Direction =
Output every record word for word.

-- BEGIN --

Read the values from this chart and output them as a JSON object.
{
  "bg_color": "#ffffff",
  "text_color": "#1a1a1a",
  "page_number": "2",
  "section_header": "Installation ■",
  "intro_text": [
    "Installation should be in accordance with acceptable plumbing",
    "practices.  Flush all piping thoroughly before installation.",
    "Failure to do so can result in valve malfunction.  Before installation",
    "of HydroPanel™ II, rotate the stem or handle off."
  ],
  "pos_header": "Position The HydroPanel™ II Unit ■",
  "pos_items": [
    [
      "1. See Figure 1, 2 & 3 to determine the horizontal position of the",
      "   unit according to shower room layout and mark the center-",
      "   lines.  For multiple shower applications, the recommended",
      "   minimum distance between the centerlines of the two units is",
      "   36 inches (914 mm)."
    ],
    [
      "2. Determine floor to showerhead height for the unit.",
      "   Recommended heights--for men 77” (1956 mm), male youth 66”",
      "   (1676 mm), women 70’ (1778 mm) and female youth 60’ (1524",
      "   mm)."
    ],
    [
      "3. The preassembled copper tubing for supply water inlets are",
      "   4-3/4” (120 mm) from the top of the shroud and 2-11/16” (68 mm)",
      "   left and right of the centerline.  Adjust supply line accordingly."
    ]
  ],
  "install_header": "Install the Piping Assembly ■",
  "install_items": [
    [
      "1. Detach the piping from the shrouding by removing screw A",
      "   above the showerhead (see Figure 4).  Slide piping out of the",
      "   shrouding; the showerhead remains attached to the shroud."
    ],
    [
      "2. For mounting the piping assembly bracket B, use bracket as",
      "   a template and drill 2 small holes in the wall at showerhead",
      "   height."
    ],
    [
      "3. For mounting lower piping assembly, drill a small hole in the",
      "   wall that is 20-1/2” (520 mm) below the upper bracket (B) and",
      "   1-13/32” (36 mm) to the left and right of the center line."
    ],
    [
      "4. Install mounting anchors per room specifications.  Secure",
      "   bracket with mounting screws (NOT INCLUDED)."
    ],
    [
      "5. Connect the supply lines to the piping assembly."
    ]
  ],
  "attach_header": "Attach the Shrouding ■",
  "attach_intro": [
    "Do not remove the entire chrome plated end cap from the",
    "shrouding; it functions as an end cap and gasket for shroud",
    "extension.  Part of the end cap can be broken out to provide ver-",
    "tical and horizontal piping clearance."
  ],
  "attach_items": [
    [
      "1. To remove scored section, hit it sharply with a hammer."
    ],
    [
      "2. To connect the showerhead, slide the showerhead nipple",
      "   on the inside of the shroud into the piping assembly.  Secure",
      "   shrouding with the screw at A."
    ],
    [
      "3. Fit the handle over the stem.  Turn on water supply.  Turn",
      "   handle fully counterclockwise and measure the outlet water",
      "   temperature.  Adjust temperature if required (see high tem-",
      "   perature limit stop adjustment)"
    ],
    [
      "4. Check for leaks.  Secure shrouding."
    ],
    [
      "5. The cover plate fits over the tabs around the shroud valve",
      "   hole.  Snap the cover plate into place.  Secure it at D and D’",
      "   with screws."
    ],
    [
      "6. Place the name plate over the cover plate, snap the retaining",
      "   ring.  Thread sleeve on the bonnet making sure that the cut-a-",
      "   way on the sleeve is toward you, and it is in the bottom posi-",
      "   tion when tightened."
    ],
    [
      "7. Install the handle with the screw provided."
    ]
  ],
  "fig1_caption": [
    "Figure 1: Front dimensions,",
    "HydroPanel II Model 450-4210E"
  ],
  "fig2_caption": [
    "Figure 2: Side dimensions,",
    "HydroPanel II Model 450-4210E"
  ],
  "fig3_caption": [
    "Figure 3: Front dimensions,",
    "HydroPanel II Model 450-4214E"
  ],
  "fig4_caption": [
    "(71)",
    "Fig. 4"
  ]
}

-- END --

Result for this exercise =
Read the values from this chart and output them as a JSON object.
{
  "bg_color": "#ffffff",
  "text_color": "#1a1a1a",
  "page_number": "2",
  "section_header": "Installation ■",
  "intro_text": [
    "Installation should be in accordance with acceptable plumbing",
    "practices.  Flush all piping thoroughly before installation.",
    "Failure to do so can result in valve malfunction.  Before installation",
    "of HydroPanel™ II, rotate the stem or handle off."
  ],
  "pos_header": "Position The HydroPanel™ II Unit ■",
  "pos_items": [
    [
      "1. See Figure 1, 2 & 3 to determine the horizontal position of the",
      "   unit according to shower room layout and mark the center-",
      "   lines.  For multiple shower applications, the recommended",
      "   minimum distance between the centerlines of the two units is",
      "   36 inches (914 mm)."
    ],
    [
      "2. Determine floor to showerhead height for the unit.",
      "   Recommended heights--for men 77” (1956 mm), male youth 66”",
      "   (1676 mm), women 70’ (1778 mm) and female youth 60’ (1524",
      "   mm)."
    ],
    [
      "3. The preassembled copper tubing for supply water inlets are",
      "   4-3/4” (120 mm) from the top of the shroud and 2-11/16” (68 mm)",
      "   left and right of the centerline.  Adjust supply line accordingly."
    ]
  ],
  "install_header": "Install the Piping Assembly ■",
  "install_items": [
    [
      "1. Detach the piping from the shrouding by removing screw A",
      "   above the showerhead (see Figure 4).  Slide piping out of the",
      "   shrouding; the showerhead remains attached to the shroud."
    ],
    [
      "2. For mounting the piping assembly bracket B, use bracket as",
      "   a template and drill 2 small holes in the wall at showerhead",
      "   height."
    ],
    [
      "3. For mounting lower piping assembly, drill a small hole in the",
      "   wall that is 20-1/2” (520 mm) below the upper bracket (B) and",
      "   1-13/32” (36 mm) to the left and right of the center line."
    ],
    [
      "4. Install mounting anchors per room specifications.  Secure",
      "   bracket with mounting screws (NOT INCLUDED)."
    ],
    [
      "5. Connect the supply lines to the piping assembly."
    ]
  ],
  "attach_header": "Attach the Shrouding ■",
  "attach_intro": [
    "Do not remove the entire chrome plated end cap from the",
    "shrouding; it functions as an end cap and gasket for shroud",
    "extension.  Part of the end cap can be broken out to provide ver-",
    "tical and horizontal piping clearance."
  ],
  "attach_items": [
    [
      "1. To remove scored section, hit it sharply with a hammer."
    ],
    [
      "2. To connect the showerhead, slide the showerhead nipple",
      "   on the inside of the shroud into the piping assembly.  Secure",
      "   shrouding with the screw at A."
    ],
    [
      "3. Fit the handle over the stem.  Turn on water supply.  Turn",
      "   handle fully counterclockwise and measure the outlet water",
      "   temperature.  Adjust temperature if required (see high tem-",
      "   perature limit stop adjustment)"
    ],
    [
      "4. Check for leaks.  Secure shrouding."
    ],
    [
      "5. The cover plate fits over the tabs around the shroud valve",
      "   hole.  Snap the cover plate into place.  Secure it at D and D’",
      "   with screws."
    ],
    [
      "6. Place the name plate over the cover plate, snap the retaining",
      "   ring.  Thread sleeve on the bonnet making sure that the cut-a-",
      "   way on the sleeve is toward you, and it is in the bottom posi-",
      "   tion when tightened."
    ],
    [
      "7. Install the handle with the screw provided."
    ]
  ],
  "fig1_caption": [
    "Figure 1: Front dimensions,",
    "HydroPanel II Model 450-4210E"
  ],
  "fig2_caption": [
    "Figure 2: Side dimensions,",
    "HydroPanel II Model 450-4210E"
  ],
  "fig3_caption": [
    "Figure 3: Front dimensions,",
    "HydroPanel II Model 450-4214E"
  ],
  "fig4_caption": [
    "(71)",
    "Fig. 4"
  ]
}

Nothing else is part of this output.